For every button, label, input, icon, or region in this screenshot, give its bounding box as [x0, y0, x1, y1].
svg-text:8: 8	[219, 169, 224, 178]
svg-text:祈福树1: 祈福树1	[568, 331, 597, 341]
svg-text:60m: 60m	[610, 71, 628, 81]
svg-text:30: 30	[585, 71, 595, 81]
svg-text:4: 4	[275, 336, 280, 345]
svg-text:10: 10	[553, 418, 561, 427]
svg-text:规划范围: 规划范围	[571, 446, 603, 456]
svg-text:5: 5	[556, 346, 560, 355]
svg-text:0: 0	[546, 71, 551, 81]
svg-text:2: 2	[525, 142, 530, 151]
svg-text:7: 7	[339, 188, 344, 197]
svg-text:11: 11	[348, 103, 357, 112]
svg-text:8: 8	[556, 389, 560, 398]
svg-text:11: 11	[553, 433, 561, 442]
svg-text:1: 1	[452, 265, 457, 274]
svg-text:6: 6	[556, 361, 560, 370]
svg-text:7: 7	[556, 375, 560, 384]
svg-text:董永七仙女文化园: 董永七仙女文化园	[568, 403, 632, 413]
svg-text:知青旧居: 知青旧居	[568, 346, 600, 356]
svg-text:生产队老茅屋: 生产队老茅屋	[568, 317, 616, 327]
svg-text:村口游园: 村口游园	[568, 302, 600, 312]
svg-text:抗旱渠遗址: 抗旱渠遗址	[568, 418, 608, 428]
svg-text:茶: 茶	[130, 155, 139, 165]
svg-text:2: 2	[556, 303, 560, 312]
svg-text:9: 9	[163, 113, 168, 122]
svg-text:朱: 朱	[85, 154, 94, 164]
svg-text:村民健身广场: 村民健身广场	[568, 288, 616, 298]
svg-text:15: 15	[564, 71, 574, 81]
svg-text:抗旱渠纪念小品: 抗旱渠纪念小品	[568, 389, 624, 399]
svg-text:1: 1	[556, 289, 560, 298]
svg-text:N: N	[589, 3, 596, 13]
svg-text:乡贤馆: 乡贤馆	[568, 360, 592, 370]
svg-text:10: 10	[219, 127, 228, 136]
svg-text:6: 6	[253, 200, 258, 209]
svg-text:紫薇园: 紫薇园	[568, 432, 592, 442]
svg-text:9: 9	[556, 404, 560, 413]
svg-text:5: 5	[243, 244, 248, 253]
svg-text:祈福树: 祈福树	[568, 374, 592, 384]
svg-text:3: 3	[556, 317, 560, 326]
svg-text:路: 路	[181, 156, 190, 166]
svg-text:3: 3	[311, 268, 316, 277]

_ _ _ _ _ _ _

Copy every line of the records above verbatim, keeping the original order.

#### ANSWER TO THE PROBLEM
For every button, label, input, icon, or region in this screenshot, give its bounding box as [x0, y0, x1, y1].
svg-text:8: 8	[219, 169, 224, 178]
svg-text:祈福树1: 祈福树1	[568, 331, 597, 341]
svg-text:60m: 60m	[610, 71, 628, 81]
svg-text:30: 30	[585, 71, 595, 81]
svg-text:4: 4	[275, 336, 280, 345]
svg-text:10: 10	[553, 418, 561, 427]
svg-text:规划范围: 规划范围	[571, 446, 603, 456]
svg-text:5: 5	[556, 346, 560, 355]
svg-text:0: 0	[546, 71, 551, 81]
svg-text:2: 2	[525, 142, 530, 151]
svg-text:7: 7	[339, 188, 344, 197]
svg-text:11: 11	[348, 103, 357, 112]
svg-text:8: 8	[556, 389, 560, 398]
svg-text:11: 11	[553, 433, 561, 442]
svg-text:1: 1	[452, 265, 457, 274]
svg-text:6: 6	[556, 361, 560, 370]
svg-text:7: 7	[556, 375, 560, 384]
svg-text:董永七仙女文化园: 董永七仙女文化园	[568, 403, 632, 413]
svg-text:知青旧居: 知青旧居	[568, 346, 600, 356]
svg-text:生产队老茅屋: 生产队老茅屋	[568, 317, 616, 327]
svg-text:村口游园: 村口游园	[568, 302, 600, 312]
svg-text:抗旱渠遗址: 抗旱渠遗址	[568, 418, 608, 428]
svg-text:茶: 茶	[130, 155, 139, 165]
svg-text:2: 2	[556, 303, 560, 312]
svg-text:9: 9	[163, 113, 168, 122]
svg-text:朱: 朱	[85, 154, 94, 164]
svg-text:村民健身广场: 村民健身广场	[568, 288, 616, 298]
svg-text:15: 15	[564, 71, 574, 81]
svg-text:抗旱渠纪念小品: 抗旱渠纪念小品	[568, 389, 624, 399]
svg-text:1: 1	[556, 289, 560, 298]
svg-text:N: N	[589, 3, 596, 13]
svg-text:乡贤馆: 乡贤馆	[568, 360, 592, 370]
svg-text:10: 10	[219, 127, 228, 136]
svg-text:6: 6	[253, 200, 258, 209]
svg-text:紫薇园: 紫薇园	[568, 432, 592, 442]
svg-text:9: 9	[556, 404, 560, 413]
svg-text:5: 5	[243, 244, 248, 253]
svg-text:祈福树: 祈福树	[568, 374, 592, 384]
svg-text:3: 3	[556, 317, 560, 326]
svg-text:路: 路	[181, 156, 190, 166]
svg-text:3: 3	[311, 268, 316, 277]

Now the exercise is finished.